▶ _What you need to do_
Copy every line that holds "Botany".

[Stored records]
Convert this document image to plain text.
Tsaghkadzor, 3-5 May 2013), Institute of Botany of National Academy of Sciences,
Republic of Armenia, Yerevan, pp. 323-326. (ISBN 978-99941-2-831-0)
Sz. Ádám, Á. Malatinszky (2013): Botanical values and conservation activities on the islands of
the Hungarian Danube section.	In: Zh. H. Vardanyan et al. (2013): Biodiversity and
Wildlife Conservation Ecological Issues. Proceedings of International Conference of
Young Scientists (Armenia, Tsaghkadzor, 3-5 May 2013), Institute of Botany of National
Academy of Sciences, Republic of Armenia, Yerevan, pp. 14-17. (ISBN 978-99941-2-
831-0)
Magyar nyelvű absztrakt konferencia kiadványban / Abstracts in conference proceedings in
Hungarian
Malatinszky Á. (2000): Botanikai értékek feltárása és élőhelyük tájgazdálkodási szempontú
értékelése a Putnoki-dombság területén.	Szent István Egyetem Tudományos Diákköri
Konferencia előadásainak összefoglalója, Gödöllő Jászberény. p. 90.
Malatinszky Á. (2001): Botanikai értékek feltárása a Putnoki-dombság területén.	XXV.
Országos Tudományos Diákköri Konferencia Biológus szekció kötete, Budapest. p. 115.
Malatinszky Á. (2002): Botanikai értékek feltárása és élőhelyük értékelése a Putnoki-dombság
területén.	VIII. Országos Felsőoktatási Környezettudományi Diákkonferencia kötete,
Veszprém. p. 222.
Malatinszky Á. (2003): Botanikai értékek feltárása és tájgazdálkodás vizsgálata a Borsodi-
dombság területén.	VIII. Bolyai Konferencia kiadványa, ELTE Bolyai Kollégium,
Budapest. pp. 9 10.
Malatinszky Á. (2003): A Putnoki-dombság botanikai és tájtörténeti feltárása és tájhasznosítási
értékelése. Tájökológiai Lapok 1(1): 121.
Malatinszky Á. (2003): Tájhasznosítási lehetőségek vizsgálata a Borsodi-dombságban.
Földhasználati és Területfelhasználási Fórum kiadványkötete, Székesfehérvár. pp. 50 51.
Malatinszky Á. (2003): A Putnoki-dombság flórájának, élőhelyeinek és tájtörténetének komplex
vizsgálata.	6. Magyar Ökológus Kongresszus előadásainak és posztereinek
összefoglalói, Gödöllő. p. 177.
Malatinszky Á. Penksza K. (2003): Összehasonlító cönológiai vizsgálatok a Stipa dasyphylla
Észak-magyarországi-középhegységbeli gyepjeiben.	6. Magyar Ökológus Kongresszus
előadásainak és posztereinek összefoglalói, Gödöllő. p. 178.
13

▶ _In response_
Tsaghkadzor, 3-5 May 2013), Institute of Botany of National Academy of Sciences,
Young Scientists (Armenia, Tsaghkadzor, 3-5 May 2013), Institute of Botany of National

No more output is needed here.